Data records

= = = =

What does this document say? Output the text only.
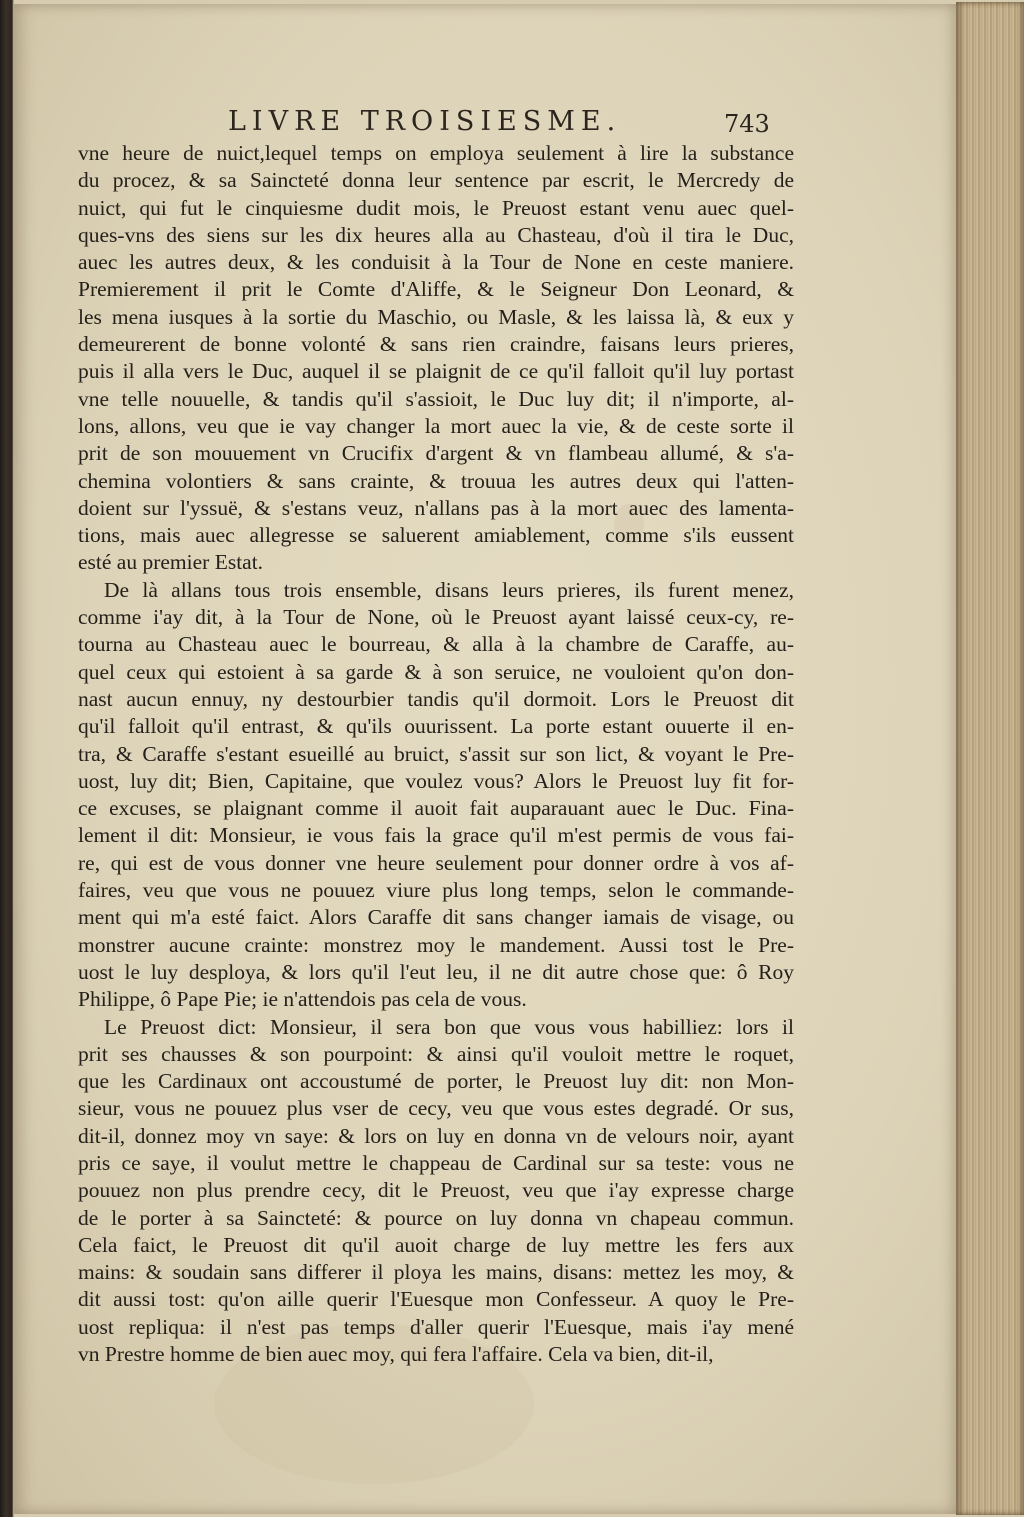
LIVRE TROISIESME.	743
vne heure de nuict,lequel temps on employa seulement à lire la substance
du procez, & sa Saincteté donna leur sentence par escrit, le Mercredy de
nuict, qui fut le cinquiesme dudit mois, le Preuost estant venu auec quel-
ques-vns des siens sur les dix heures alla au Chasteau, d'où il tira le Duc,
auec les autres deux, & les conduisit à la Tour de None en ceste maniere.
Premierement il prit le Comte d'Aliffe, & le Seigneur Don Leonard, &
les mena iusques à la sortie du Maschio, ou Masle, & les laissa là, & eux y
demeurerent de bonne volonté & sans rien craindre, faisans leurs prieres,
puis il alla vers le Duc, auquel il se plaignit de ce qu'il falloit qu'il luy portast
vne telle nouuelle, & tandis qu'il s'assioit, le Duc luy dit; il n'importe, al-
lons, allons, veu que ie vay changer la mort auec la vie, & de ceste sorte il
prit de son mouuement vn Crucifix d'argent & vn flambeau allumé, & s'a-
chemina volontiers & sans crainte, & trouua les autres deux qui l'atten-
doient sur l'yssuë, & s'estans veuz, n'allans pas à la mort auec des lamenta-
tions, mais auec allegresse se saluerent amiablement, comme s'ils eussent
esté au premier Estat.
De là allans tous trois ensemble, disans leurs prieres, ils furent menez,
comme i'ay dit, à la Tour de None, où le Preuost ayant laissé ceux-cy, re-
tourna au Chasteau auec le bourreau, & alla à la chambre de Caraffe, au-
quel ceux qui estoient à sa garde & à son seruice, ne vouloient qu'on don-
nast aucun ennuy, ny destourbier tandis qu'il dormoit. Lors le Preuost dit
qu'il falloit qu'il entrast, & qu'ils ouurissent. La porte estant ouuerte il en-
tra, & Caraffe s'estant esueillé au bruict, s'assit sur son lict, & voyant le Pre-
uost, luy dit; Bien, Capitaine, que voulez vous? Alors le Preuost luy fit for-
ce excuses, se plaignant comme il auoit fait auparauant auec le Duc. Fina-
lement il dit: Monsieur, ie vous fais la grace qu'il m'est permis de vous fai-
re, qui est de vous donner vne heure seulement pour donner ordre à vos af-
faires, veu que vous ne pouuez viure plus long temps, selon le commande-
ment qui m'a esté faict. Alors Caraffe dit sans changer iamais de visage, ou
monstrer aucune crainte: monstrez moy le mandement. Aussi tost le Pre-
uost le luy desploya, & lors qu'il l'eut leu, il ne dit autre chose que: ô Roy
Philippe, ô Pape Pie; ie n'attendois pas cela de vous.
Le Preuost dict: Monsieur, il sera bon que vous vous habilliez: lors il
prit ses chausses & son pourpoint: & ainsi qu'il vouloit mettre le roquet,
que les Cardinaux ont accoustumé de porter, le Preuost luy dit: non Mon-
sieur, vous ne pouuez plus vser de cecy, veu que vous estes degradé. Or sus,
dit-il, donnez moy vn saye: & lors on luy en donna vn de velours noir, ayant
pris ce saye, il voulut mettre le chappeau de Cardinal sur sa teste: vous ne
pouuez non plus prendre cecy, dit le Preuost, veu que i'ay expresse charge
de le porter à sa Saincteté: & pource on luy donna vn chapeau commun.
Cela faict, le Preuost dit qu'il auoit charge de luy mettre les fers aux
mains: & soudain sans differer il ploya les mains, disans: mettez les moy, &
dit aussi tost: qu'on aille querir l'Euesque mon Confesseur. A quoy le Pre-
uost repliqua: il n'est pas temps d'aller querir l'Euesque, mais i'ay mené
vn Prestre homme de bien auec moy, qui fera l'affaire. Cela va bien, dit-il,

= = = =

# Problem statement:
Only lines with "porter" are wanted here; list each of them.

# Solution for this task:
que les Cardinaux ont accoustumé de porter, le Preuost luy dit: non Mon-
de le porter à sa Saincteté: & pource on luy donna vn chapeau commun.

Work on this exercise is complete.